Stored data
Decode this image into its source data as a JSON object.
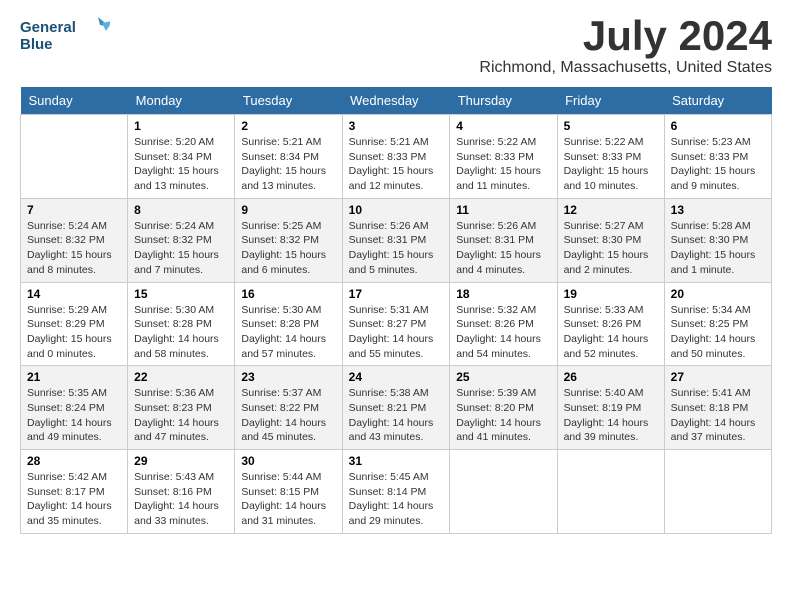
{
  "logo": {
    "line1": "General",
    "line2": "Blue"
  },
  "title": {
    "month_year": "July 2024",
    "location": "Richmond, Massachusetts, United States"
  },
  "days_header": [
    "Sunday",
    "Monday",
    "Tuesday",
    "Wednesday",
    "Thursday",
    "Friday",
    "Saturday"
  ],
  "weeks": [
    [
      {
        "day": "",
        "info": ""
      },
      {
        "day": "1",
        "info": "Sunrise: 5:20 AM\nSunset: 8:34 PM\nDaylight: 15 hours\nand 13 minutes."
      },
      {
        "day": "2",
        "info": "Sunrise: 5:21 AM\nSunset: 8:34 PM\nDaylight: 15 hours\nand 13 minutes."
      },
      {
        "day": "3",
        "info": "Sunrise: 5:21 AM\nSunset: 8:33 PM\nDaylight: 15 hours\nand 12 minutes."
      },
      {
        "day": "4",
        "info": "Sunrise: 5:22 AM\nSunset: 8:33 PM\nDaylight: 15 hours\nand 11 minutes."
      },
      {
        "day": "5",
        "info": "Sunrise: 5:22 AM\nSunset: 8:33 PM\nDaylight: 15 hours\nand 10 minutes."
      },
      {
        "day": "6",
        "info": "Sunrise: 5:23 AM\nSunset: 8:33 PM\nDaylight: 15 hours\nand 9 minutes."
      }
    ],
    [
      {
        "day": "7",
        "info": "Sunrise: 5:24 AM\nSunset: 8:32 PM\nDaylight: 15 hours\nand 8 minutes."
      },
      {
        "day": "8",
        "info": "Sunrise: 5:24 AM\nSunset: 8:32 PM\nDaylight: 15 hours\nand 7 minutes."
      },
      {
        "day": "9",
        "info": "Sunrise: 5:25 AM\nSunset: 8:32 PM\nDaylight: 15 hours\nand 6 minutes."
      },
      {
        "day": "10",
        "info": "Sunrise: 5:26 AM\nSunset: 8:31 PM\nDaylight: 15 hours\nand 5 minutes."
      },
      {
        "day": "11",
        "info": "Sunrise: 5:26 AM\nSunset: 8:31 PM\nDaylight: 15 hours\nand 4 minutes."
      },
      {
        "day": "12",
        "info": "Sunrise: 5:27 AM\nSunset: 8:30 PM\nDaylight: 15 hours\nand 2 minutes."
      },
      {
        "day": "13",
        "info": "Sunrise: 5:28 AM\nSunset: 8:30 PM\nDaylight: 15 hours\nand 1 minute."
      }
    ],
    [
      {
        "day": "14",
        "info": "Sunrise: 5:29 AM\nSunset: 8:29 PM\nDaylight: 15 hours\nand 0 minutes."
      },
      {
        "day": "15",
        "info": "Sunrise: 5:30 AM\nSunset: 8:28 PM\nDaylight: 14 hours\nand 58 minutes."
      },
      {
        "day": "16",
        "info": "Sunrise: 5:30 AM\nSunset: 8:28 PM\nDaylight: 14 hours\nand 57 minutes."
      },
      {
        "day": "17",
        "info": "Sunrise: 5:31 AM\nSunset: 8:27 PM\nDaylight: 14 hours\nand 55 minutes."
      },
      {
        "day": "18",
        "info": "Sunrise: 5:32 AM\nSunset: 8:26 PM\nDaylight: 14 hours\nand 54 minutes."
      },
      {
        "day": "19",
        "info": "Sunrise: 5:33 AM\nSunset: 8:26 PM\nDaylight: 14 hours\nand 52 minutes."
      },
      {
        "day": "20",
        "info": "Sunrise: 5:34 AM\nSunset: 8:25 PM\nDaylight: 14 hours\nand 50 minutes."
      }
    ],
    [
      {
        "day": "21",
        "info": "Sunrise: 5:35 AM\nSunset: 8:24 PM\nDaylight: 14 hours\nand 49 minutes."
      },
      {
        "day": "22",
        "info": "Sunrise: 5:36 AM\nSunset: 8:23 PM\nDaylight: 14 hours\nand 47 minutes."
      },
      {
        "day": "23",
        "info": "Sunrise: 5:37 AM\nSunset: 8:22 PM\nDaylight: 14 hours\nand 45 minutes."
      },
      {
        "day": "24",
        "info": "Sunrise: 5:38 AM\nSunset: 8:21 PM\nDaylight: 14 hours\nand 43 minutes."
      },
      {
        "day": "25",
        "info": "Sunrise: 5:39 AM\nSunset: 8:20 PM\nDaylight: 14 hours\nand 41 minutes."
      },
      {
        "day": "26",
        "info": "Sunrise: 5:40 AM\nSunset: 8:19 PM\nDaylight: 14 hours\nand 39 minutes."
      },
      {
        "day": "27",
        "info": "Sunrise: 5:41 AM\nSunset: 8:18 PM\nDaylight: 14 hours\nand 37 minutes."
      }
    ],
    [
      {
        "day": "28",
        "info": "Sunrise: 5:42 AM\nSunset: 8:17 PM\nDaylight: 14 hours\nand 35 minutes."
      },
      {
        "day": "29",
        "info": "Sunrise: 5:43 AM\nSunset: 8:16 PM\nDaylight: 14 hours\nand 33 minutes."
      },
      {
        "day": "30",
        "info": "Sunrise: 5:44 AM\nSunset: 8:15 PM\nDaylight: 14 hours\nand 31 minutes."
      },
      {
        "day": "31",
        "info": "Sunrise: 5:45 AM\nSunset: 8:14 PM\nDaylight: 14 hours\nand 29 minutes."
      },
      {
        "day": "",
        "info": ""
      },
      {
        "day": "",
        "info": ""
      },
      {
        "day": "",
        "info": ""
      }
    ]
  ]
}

---

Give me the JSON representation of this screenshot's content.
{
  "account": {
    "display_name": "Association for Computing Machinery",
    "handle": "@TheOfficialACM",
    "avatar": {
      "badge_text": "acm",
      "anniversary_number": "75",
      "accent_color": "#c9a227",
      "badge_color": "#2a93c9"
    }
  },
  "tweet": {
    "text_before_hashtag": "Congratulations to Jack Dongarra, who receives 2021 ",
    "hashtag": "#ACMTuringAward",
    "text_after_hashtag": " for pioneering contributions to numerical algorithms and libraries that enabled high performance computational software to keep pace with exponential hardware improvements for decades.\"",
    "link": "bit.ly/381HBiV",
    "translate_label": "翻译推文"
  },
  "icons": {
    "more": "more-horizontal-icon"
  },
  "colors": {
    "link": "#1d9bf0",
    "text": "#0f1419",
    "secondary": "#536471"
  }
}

==

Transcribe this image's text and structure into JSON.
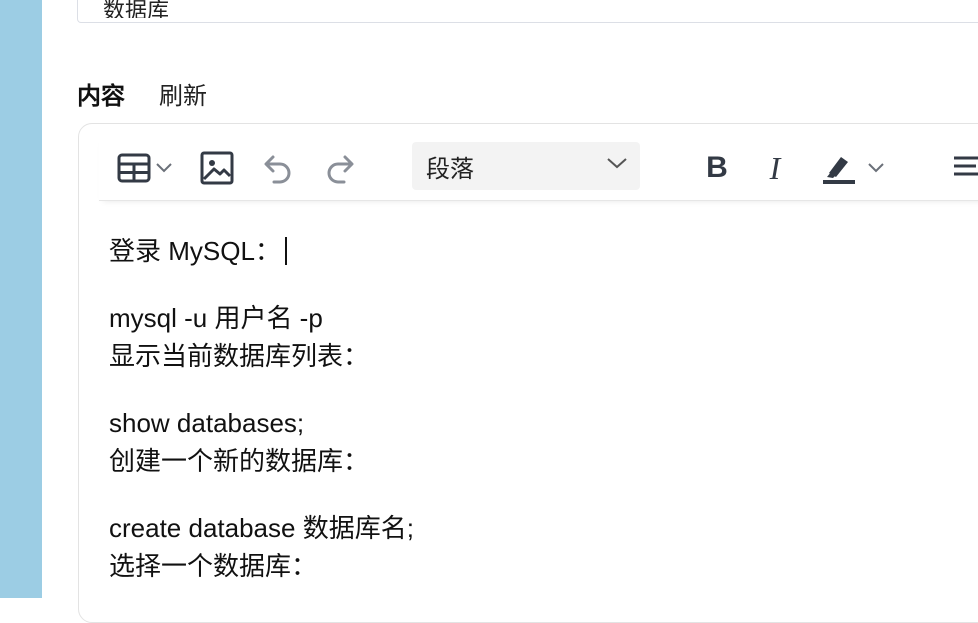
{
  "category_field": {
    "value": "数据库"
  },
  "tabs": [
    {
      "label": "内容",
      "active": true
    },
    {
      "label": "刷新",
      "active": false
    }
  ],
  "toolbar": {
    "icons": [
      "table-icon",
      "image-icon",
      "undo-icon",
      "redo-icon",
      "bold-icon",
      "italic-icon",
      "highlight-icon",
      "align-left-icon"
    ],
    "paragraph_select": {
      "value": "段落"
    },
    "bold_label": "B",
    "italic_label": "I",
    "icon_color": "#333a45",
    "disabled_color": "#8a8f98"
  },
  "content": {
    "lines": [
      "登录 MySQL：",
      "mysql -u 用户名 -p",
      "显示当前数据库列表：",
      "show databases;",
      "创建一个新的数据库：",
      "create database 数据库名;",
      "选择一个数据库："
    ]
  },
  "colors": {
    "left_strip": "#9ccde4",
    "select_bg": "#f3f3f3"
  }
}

Exercise aim: Copy out every line where the word "JSON" occurs.

Written reply:
Decode this image into its source data as a JSON object.
Give me the JSON representation of this screenshot's content.
Transcribe this image's text and structure into JSON.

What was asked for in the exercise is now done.